Set exercise: Copy down every line where the string "true" shows up.

Input:

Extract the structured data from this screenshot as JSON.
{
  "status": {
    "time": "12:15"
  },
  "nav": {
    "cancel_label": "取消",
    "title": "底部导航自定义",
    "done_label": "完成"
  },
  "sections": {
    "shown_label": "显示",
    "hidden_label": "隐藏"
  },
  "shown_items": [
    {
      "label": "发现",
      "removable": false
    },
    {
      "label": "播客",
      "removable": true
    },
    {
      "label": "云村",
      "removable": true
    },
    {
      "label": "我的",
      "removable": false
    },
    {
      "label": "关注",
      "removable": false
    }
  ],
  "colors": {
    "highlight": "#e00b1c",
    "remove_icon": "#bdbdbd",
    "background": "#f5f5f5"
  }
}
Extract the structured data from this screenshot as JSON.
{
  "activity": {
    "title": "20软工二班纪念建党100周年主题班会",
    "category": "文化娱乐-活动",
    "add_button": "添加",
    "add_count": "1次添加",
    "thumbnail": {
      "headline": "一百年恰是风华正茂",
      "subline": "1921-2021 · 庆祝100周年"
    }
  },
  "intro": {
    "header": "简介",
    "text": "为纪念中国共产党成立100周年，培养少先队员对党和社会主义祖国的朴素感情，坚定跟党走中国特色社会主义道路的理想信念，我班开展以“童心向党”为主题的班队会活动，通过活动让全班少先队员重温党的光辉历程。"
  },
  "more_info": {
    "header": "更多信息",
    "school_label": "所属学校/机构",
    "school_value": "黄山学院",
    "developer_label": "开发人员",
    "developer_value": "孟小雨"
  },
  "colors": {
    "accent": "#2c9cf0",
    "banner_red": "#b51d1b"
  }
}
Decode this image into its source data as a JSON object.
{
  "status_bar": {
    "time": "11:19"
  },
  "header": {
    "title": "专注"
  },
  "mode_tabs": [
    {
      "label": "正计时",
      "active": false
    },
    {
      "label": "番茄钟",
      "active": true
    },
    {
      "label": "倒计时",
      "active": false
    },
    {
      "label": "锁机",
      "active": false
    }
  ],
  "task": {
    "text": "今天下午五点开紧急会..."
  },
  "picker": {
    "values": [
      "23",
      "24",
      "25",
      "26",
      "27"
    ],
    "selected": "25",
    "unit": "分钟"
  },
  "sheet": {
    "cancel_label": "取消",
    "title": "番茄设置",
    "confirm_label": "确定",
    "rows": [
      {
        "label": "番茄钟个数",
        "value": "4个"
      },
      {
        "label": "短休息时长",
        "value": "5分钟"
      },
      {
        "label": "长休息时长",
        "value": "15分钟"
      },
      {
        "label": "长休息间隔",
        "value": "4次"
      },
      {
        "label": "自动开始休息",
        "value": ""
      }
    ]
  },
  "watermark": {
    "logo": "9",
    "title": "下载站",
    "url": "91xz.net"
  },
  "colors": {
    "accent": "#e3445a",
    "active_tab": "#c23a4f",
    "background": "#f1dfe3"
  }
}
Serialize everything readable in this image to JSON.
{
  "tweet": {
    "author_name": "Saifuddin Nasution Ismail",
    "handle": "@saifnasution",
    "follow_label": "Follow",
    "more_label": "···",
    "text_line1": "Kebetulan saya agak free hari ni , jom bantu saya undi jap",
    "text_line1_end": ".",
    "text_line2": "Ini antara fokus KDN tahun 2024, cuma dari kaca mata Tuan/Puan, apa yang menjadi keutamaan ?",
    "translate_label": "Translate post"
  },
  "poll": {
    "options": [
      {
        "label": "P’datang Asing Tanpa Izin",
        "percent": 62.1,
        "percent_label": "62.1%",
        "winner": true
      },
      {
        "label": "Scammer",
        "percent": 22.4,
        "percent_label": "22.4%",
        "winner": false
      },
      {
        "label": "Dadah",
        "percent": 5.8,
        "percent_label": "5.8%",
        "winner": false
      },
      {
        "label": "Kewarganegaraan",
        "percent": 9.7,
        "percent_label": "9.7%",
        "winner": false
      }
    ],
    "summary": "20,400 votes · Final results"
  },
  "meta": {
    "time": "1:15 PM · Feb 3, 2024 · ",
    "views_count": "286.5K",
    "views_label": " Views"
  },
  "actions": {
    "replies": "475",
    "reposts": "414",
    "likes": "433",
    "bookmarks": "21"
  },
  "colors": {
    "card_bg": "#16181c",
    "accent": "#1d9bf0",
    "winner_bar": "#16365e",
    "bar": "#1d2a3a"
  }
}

Answer to the problem:
      "removable": true
      "removable": true
      "active": true
        "winner": true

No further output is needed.